>>>
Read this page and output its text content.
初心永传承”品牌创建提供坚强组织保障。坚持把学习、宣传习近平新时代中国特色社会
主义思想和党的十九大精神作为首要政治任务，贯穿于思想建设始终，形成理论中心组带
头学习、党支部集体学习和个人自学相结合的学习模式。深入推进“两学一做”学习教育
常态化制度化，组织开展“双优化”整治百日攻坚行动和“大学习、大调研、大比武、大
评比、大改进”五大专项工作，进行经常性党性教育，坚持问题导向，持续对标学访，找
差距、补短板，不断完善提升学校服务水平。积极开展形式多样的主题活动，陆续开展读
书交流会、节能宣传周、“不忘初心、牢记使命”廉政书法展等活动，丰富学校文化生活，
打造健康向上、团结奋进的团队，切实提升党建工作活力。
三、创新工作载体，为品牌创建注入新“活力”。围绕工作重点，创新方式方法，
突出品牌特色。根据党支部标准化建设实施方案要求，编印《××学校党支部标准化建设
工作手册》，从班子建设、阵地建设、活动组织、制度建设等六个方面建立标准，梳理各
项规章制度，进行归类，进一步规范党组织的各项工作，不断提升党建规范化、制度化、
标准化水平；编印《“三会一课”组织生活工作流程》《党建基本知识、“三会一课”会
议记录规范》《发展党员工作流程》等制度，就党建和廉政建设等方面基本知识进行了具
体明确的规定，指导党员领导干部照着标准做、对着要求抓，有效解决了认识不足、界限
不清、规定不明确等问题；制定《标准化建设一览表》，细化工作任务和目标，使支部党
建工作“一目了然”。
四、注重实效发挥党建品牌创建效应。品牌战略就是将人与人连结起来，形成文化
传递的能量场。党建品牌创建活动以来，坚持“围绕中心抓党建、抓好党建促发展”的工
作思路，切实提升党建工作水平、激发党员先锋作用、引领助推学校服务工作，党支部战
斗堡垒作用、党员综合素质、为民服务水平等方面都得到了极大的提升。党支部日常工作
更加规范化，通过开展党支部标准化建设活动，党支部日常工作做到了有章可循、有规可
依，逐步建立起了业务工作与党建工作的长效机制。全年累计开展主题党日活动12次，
<<<
Output the listing above without altering a single character.

Read this page and output its text content.
初心永传承”品牌创建提供坚强组织保障。坚持把学习、宣传习近平新时代中国特色社会
主义思想和党的十九大精神作为首要政治任务，贯穿于思想建设始终，形成理论中心组带
头学习、党支部集体学习和个人自学相结合的学习模式。深入推进“两学一做”学习教育
常态化制度化，组织开展“双优化”整治百日攻坚行动和“大学习、大调研、大比武、大
评比、大改进”五大专项工作，进行经常性党性教育，坚持问题导向，持续对标学访，找
差距、补短板，不断完善提升学校服务水平。积极开展形式多样的主题活动，陆续开展读
书交流会、节能宣传周、“不忘初心、牢记使命”廉政书法展等活动，丰富学校文化生活，
打造健康向上、团结奋进的团队，切实提升党建工作活力。
三、创新工作载体，为品牌创建注入新“活力”。围绕工作重点，创新方式方法，
突出品牌特色。根据党支部标准化建设实施方案要求，编印《××学校党支部标准化建设
工作手册》，从班子建设、阵地建设、活动组织、制度建设等六个方面建立标准，梳理各
项规章制度，进行归类，进一步规范党组织的各项工作，不断提升党建规范化、制度化、
标准化水平；编印《“三会一课”组织生活工作流程》《党建基本知识、“三会一课”会
议记录规范》《发展党员工作流程》等制度，就党建和廉政建设等方面基本知识进行了具
体明确的规定，指导党员领导干部照着标准做、对着要求抓，有效解决了认识不足、界限
不清、规定不明确等问题；制定《标准化建设一览表》，细化工作任务和目标，使支部党
建工作“一目了然”。
四、注重实效发挥党建品牌创建效应。品牌战略就是将人与人连结起来，形成文化
传递的能量场。党建品牌创建活动以来，坚持“围绕中心抓党建、抓好党建促发展”的工
作思路，切实提升党建工作水平、激发党员先锋作用、引领助推学校服务工作，党支部战
斗堡垒作用、党员综合素质、为民服务水平等方面都得到了极大的提升。党支部日常工作
更加规范化，通过开展党支部标准化建设活动，党支部日常工作做到了有章可循、有规可
依，逐步建立起了业务工作与党建工作的长效机制。全年累计开展主题党日活动12次，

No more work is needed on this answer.